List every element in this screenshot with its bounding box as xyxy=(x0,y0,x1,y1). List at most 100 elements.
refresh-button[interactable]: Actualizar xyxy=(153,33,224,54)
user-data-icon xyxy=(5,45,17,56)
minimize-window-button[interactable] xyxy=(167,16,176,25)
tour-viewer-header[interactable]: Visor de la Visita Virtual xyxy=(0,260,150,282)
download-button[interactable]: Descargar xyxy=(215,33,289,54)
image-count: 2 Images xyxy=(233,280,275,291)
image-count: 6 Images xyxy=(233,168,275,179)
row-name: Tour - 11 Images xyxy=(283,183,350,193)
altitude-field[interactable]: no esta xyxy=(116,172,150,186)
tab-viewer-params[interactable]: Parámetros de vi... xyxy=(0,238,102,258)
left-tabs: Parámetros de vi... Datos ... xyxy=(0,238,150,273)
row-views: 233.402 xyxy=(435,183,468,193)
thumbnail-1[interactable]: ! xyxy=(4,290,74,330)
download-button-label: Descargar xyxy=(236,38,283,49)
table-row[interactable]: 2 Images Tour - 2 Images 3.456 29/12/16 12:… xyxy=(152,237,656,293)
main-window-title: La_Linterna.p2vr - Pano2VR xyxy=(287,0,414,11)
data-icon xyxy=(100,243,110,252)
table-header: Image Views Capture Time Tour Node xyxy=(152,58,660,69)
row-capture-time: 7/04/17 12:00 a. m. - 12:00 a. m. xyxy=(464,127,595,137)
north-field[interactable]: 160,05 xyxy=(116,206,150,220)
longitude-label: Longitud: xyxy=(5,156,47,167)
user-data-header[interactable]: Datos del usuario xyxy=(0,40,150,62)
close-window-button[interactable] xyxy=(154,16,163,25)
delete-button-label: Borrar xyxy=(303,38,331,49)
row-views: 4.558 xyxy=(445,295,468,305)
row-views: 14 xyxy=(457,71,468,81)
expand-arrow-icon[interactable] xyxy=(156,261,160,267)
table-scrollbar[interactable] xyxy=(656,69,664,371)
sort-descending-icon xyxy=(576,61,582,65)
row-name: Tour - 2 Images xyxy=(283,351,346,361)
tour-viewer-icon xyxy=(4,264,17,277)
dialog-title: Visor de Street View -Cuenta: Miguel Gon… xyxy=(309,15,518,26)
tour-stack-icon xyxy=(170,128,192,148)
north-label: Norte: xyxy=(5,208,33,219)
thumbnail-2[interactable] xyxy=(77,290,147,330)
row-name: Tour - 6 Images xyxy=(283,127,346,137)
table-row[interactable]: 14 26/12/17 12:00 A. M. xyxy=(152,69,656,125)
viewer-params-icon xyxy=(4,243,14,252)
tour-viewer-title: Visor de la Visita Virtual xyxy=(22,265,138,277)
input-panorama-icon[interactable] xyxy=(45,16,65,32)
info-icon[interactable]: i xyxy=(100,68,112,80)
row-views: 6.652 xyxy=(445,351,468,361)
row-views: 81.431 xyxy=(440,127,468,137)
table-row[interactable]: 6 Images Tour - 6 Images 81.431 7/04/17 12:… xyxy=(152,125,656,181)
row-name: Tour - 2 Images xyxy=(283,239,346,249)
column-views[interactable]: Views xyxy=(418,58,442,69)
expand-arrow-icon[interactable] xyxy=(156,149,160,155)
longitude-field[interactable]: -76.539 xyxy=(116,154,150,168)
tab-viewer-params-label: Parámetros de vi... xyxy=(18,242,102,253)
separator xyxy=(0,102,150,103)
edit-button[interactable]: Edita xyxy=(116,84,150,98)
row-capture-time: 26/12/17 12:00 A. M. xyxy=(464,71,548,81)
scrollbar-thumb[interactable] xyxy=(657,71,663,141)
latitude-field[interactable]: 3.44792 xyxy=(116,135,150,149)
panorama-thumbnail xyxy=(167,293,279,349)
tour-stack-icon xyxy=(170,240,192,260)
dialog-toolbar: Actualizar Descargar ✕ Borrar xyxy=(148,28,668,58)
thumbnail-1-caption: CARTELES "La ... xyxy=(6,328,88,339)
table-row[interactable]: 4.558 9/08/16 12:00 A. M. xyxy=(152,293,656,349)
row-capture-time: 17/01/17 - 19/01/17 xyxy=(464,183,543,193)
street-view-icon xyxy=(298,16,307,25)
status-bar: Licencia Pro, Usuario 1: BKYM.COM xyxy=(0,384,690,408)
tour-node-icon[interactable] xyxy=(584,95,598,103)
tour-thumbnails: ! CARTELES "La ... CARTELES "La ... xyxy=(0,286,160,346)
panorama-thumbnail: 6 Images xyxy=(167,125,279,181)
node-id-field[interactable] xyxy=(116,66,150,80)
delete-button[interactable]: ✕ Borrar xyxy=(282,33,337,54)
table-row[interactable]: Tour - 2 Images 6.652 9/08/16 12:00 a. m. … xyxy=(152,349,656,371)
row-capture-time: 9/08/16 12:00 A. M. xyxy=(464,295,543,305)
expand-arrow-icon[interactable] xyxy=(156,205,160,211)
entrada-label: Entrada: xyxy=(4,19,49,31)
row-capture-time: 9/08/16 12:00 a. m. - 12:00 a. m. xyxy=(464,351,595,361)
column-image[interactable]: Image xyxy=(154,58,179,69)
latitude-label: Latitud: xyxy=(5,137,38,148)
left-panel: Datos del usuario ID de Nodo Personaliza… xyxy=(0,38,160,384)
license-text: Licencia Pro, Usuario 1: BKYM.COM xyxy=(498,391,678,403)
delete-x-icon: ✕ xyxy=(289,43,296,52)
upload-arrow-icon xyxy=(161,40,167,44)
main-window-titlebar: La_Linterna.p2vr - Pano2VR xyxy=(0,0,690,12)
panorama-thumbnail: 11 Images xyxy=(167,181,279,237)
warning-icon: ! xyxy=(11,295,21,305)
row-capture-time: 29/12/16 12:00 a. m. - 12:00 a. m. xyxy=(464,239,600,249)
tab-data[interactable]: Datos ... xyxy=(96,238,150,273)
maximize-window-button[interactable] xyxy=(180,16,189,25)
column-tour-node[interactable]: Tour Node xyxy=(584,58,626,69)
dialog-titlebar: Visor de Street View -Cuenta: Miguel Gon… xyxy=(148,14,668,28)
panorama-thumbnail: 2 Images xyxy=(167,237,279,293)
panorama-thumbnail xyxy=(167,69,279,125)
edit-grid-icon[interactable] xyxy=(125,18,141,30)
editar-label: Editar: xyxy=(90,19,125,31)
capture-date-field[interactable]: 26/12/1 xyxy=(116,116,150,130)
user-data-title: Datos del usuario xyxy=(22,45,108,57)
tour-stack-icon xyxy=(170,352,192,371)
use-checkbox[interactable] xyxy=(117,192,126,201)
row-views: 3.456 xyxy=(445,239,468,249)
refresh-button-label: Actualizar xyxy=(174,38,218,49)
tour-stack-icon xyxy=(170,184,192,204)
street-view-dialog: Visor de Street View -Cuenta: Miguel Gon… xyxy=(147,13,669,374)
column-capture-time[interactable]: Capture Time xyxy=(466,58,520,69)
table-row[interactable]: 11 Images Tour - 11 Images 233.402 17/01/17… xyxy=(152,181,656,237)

Set exercise. Extract every line of the items above and reproduce each one unchanged, character for character.

Result for this exercise.
List every element in this screenshot with its bounding box as xyxy=(x0,y0,x1,y1). List at most 100 elements.
refresh-button[interactable]: Actualizar xyxy=(153,33,224,54)
user-data-icon xyxy=(5,45,17,56)
minimize-window-button[interactable] xyxy=(167,16,176,25)
tour-viewer-header[interactable]: Visor de la Visita Virtual xyxy=(0,260,150,282)
download-button[interactable]: Descargar xyxy=(215,33,289,54)
image-count: 2 Images xyxy=(233,280,275,291)
image-count: 6 Images xyxy=(233,168,275,179)
row-name: Tour - 11 Images xyxy=(283,183,350,193)
altitude-field[interactable]: no esta xyxy=(116,172,150,186)
tab-viewer-params[interactable]: Parámetros de vi... xyxy=(0,238,102,258)
left-tabs: Parámetros de vi... Datos ... xyxy=(0,238,150,273)
row-views: 233.402 xyxy=(435,183,468,193)
thumbnail-1[interactable]: ! xyxy=(4,290,74,330)
download-button-label: Descargar xyxy=(236,38,283,49)
table-row[interactable]: 2 Images Tour - 2 Images 3.456 29/12/16 12:… xyxy=(152,237,656,293)
main-window-title: La_Linterna.p2vr - Pano2VR xyxy=(287,0,414,11)
data-icon xyxy=(100,243,110,252)
table-header: Image Views Capture Time Tour Node xyxy=(152,58,660,69)
row-capture-time: 7/04/17 12:00 a. m. - 12:00 a. m. xyxy=(464,127,595,137)
north-field[interactable]: 160,05 xyxy=(116,206,150,220)
longitude-label: Longitud: xyxy=(5,156,47,167)
user-data-header[interactable]: Datos del usuario xyxy=(0,40,150,62)
close-window-button[interactable] xyxy=(154,16,163,25)
delete-button-label: Borrar xyxy=(303,38,331,49)
row-views: 4.558 xyxy=(445,295,468,305)
row-views: 14 xyxy=(457,71,468,81)
expand-arrow-icon[interactable] xyxy=(156,261,160,267)
table-scrollbar[interactable] xyxy=(656,69,664,371)
sort-descending-icon xyxy=(576,61,582,65)
row-name: Tour - 2 Images xyxy=(283,351,346,361)
tour-viewer-icon xyxy=(4,264,17,277)
dialog-title: Visor de Street View -Cuenta: Miguel Gon… xyxy=(309,15,518,26)
tour-stack-icon xyxy=(170,128,192,148)
north-label: Norte: xyxy=(5,208,33,219)
thumbnail-2[interactable] xyxy=(77,290,147,330)
row-name: Tour - 6 Images xyxy=(283,127,346,137)
table-row[interactable]: 14 26/12/17 12:00 A. M. xyxy=(152,69,656,125)
viewer-params-icon xyxy=(4,243,14,252)
tour-viewer-title: Visor de la Visita Virtual xyxy=(22,265,138,277)
input-panorama-icon[interactable] xyxy=(45,16,65,32)
info-icon[interactable]: i xyxy=(100,68,112,80)
row-views: 6.652 xyxy=(445,351,468,361)
row-views: 81.431 xyxy=(440,127,468,137)
table-row[interactable]: 6 Images Tour - 6 Images 81.431 7/04/17 12:… xyxy=(152,125,656,181)
row-name: Tour - 2 Images xyxy=(283,239,346,249)
column-views[interactable]: Views xyxy=(418,58,442,69)
expand-arrow-icon[interactable] xyxy=(156,149,160,155)
longitude-field[interactable]: -76.539 xyxy=(116,154,150,168)
tab-viewer-params-label: Parámetros de vi... xyxy=(18,242,102,253)
separator xyxy=(0,102,150,103)
edit-button[interactable]: Edita xyxy=(116,84,150,98)
row-capture-time: 26/12/17 12:00 A. M. xyxy=(464,71,548,81)
scrollbar-thumb[interactable] xyxy=(657,71,663,141)
latitude-field[interactable]: 3.44792 xyxy=(116,135,150,149)
panorama-thumbnail xyxy=(167,293,279,349)
tour-stack-icon xyxy=(170,240,192,260)
dialog-toolbar: Actualizar Descargar ✕ Borrar xyxy=(148,28,668,58)
thumbnail-1-caption: CARTELES "La ... xyxy=(6,328,88,339)
table-row[interactable]: 4.558 9/08/16 12:00 A. M. xyxy=(152,293,656,349)
row-capture-time: 17/01/17 - 19/01/17 xyxy=(464,183,543,193)
street-view-icon xyxy=(298,16,307,25)
status-bar: Licencia Pro, Usuario 1: BKYM.COM xyxy=(0,384,690,408)
tour-node-icon[interactable] xyxy=(584,95,598,103)
tour-thumbnails: ! CARTELES "La ... CARTELES "La ... xyxy=(0,286,160,346)
panorama-thumbnail: 6 Images xyxy=(167,125,279,181)
node-id-field[interactable] xyxy=(116,66,150,80)
delete-button[interactable]: ✕ Borrar xyxy=(282,33,337,54)
table-row[interactable]: Tour - 2 Images 6.652 9/08/16 12:00 a. m. … xyxy=(152,349,656,371)
row-capture-time: 9/08/16 12:00 A. M. xyxy=(464,295,543,305)
expand-arrow-icon[interactable] xyxy=(156,205,160,211)
entrada-label: Entrada: xyxy=(4,19,49,31)
row-capture-time: 9/08/16 12:00 a. m. - 12:00 a. m. xyxy=(464,351,595,361)
column-image[interactable]: Image xyxy=(154,58,179,69)
latitude-label: Latitud: xyxy=(5,137,38,148)
left-panel: Datos del usuario ID de Nodo Personaliza… xyxy=(0,38,160,384)
license-text: Licencia Pro, Usuario 1: BKYM.COM xyxy=(498,391,678,403)
delete-x-icon: ✕ xyxy=(289,43,296,52)
upload-arrow-icon xyxy=(161,40,167,44)
main-window-titlebar: La_Linterna.p2vr - Pano2VR xyxy=(0,0,690,12)
panorama-thumbnail: 11 Images xyxy=(167,181,279,237)
warning-icon: ! xyxy=(11,295,21,305)
row-capture-time: 29/12/16 12:00 a. m. - 12:00 a. m. xyxy=(464,239,600,249)
tab-data[interactable]: Datos ... xyxy=(96,238,150,273)
maximize-window-button[interactable] xyxy=(180,16,189,25)
column-tour-node[interactable]: Tour Node xyxy=(584,58,626,69)
dialog-titlebar: Visor de Street View -Cuenta: Miguel Gon… xyxy=(148,14,668,28)
panorama-thumbnail: 2 Images xyxy=(167,237,279,293)
panorama-thumbnail xyxy=(167,69,279,125)
edit-grid-icon[interactable] xyxy=(125,18,141,30)
editar-label: Editar: xyxy=(90,19,125,31)
capture-date-field[interactable]: 26/12/1 xyxy=(116,116,150,130)
user-data-title: Datos del usuario xyxy=(22,45,108,57)
tour-stack-icon xyxy=(170,352,192,371)
use-checkbox[interactable] xyxy=(117,192,126,201)
row-views: 3.456 xyxy=(445,239,468,249)
refresh-button-label: Actualizar xyxy=(174,38,218,49)
tour-stack-icon xyxy=(170,184,192,204)
street-view-dialog: Visor de Street View -Cuenta: Miguel Gon… xyxy=(147,13,669,374)
column-capture-time[interactable]: Capture Time xyxy=(466,58,520,69)
table-row[interactable]: 11 Images Tour - 11 Images 233.402 17/01/17… xyxy=(152,181,656,237)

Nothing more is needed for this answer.